(Page images and their text)
____________________

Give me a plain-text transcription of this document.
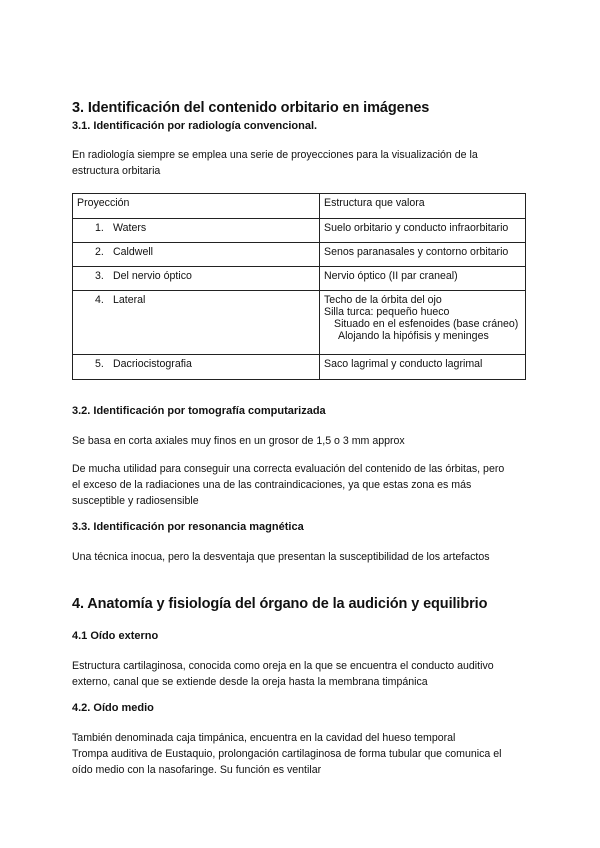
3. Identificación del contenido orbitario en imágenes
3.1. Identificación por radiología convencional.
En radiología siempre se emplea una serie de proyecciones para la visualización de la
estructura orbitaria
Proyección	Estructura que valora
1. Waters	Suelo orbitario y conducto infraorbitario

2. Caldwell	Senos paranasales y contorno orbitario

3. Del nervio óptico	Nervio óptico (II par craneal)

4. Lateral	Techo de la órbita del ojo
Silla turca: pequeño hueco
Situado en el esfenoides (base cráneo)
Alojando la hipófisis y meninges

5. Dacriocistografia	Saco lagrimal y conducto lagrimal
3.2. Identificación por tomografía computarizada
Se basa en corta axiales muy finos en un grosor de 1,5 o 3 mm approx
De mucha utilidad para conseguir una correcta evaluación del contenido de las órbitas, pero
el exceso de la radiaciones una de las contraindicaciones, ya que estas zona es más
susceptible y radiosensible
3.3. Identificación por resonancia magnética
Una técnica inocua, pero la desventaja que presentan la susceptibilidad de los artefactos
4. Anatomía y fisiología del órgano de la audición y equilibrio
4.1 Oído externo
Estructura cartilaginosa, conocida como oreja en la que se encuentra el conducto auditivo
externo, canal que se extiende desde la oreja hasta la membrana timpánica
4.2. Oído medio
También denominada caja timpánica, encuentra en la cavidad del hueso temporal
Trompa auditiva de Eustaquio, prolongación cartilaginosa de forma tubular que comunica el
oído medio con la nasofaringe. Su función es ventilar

____________________

EXERCISE REQUIREMENTS →
Reproduce the data above in full, exactly as it is, with the pictures left out.

SOLUTION FOR THIS TASK →
Give me a plain-text transcription of this document.
3. Identificación del contenido orbitario en imágenes
3.1. Identificación por radiología convencional.
En radiología siempre se emplea una serie de proyecciones para la visualización de la
estructura orbitaria
Proyección	Estructura que valora
1. Waters	Suelo orbitario y conducto infraorbitario

2. Caldwell	Senos paranasales y contorno orbitario

3. Del nervio óptico	Nervio óptico (II par craneal)

4. Lateral	Techo de la órbita del ojo
Silla turca: pequeño hueco
Situado en el esfenoides (base cráneo)
Alojando la hipófisis y meninges

5. Dacriocistografia	Saco lagrimal y conducto lagrimal
3.2. Identificación por tomografía computarizada
Se basa en corta axiales muy finos en un grosor de 1,5 o 3 mm approx
De mucha utilidad para conseguir una correcta evaluación del contenido de las órbitas, pero
el exceso de la radiaciones una de las contraindicaciones, ya que estas zona es más
susceptible y radiosensible
3.3. Identificación por resonancia magnética
Una técnica inocua, pero la desventaja que presentan la susceptibilidad de los artefactos
4. Anatomía y fisiología del órgano de la audición y equilibrio
4.1 Oído externo
Estructura cartilaginosa, conocida como oreja en la que se encuentra el conducto auditivo
externo, canal que se extiende desde la oreja hasta la membrana timpánica
4.2. Oído medio
También denominada caja timpánica, encuentra en la cavidad del hueso temporal
Trompa auditiva de Eustaquio, prolongación cartilaginosa de forma tubular que comunica el
oído medio con la nasofaringe. Su función es ventilar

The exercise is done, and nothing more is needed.